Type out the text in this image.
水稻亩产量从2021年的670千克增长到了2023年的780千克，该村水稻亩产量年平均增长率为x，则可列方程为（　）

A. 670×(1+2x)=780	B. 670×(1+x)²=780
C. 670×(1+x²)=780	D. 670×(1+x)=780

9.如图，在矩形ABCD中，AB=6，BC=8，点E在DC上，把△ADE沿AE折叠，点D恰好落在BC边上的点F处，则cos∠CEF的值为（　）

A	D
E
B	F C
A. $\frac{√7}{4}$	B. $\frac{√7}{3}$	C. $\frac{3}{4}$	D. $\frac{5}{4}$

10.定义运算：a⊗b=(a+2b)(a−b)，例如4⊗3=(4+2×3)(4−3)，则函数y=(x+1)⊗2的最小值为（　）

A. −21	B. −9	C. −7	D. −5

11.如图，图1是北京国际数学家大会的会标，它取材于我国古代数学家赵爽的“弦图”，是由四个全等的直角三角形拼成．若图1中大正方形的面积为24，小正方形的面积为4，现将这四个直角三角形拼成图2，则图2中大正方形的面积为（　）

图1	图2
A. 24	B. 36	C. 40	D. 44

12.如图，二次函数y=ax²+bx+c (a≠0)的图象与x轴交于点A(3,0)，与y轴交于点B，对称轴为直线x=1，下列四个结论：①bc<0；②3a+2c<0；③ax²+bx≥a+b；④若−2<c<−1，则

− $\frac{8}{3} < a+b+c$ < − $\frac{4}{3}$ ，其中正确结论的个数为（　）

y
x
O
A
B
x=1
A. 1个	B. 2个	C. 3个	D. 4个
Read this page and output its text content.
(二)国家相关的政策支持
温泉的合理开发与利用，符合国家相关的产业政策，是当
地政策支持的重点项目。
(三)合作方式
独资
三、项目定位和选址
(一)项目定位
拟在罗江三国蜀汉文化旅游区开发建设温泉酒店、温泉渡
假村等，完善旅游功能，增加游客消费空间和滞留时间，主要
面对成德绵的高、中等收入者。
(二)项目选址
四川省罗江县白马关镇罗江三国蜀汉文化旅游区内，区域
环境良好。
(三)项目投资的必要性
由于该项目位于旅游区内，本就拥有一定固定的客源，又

◇ ◇ ◇ ◇

◆ PROMPT
Your task is to repeat every entry exactly.

◆ COMPLETED EXERCISE
Type out the text in this image.
水稻亩产量从2021年的670千克增长到了2023年的780千克，该村水稻亩产量年平均增长率为x，则可列方程为（　）

A. 670×(1+2x)=780	B. 670×(1+x)²=780
C. 670×(1+x²)=780	D. 670×(1+x)=780

9.如图，在矩形ABCD中，AB=6，BC=8，点E在DC上，把△ADE沿AE折叠，点D恰好落在BC边上的点F处，则cos∠CEF的值为（　）

A	D
E
B	F C
A. $\frac{√7}{4}$	B. $\frac{√7}{3}$	C. $\frac{3}{4}$	D. $\frac{5}{4}$

10.定义运算：a⊗b=(a+2b)(a−b)，例如4⊗3=(4+2×3)(4−3)，则函数y=(x+1)⊗2的最小值为（　）

A. −21	B. −9	C. −7	D. −5

11.如图，图1是北京国际数学家大会的会标，它取材于我国古代数学家赵爽的“弦图”，是由四个全等的直角三角形拼成．若图1中大正方形的面积为24，小正方形的面积为4，现将这四个直角三角形拼成图2，则图2中大正方形的面积为（　）

图1	图2
A. 24	B. 36	C. 40	D. 44

12.如图，二次函数y=ax²+bx+c (a≠0)的图象与x轴交于点A(3,0)，与y轴交于点B，对称轴为直线x=1，下列四个结论：①bc<0；②3a+2c<0；③ax²+bx≥a+b；④若−2<c<−1，则

− $\frac{8}{3} < a+b+c$ < − $\frac{4}{3}$ ，其中正确结论的个数为（　）

y
x
O
A
B
x=1
A. 1个	B. 2个	C. 3个	D. 4个
Read this page and output its text content.
(二)国家相关的政策支持
温泉的合理开发与利用，符合国家相关的产业政策，是当
地政策支持的重点项目。
(三)合作方式
独资
三、项目定位和选址
(一)项目定位
拟在罗江三国蜀汉文化旅游区开发建设温泉酒店、温泉渡
假村等，完善旅游功能，增加游客消费空间和滞留时间，主要
面对成德绵的高、中等收入者。
(二)项目选址
四川省罗江县白马关镇罗江三国蜀汉文化旅游区内，区域
环境良好。
(三)项目投资的必要性
由于该项目位于旅游区内，本就拥有一定固定的客源，又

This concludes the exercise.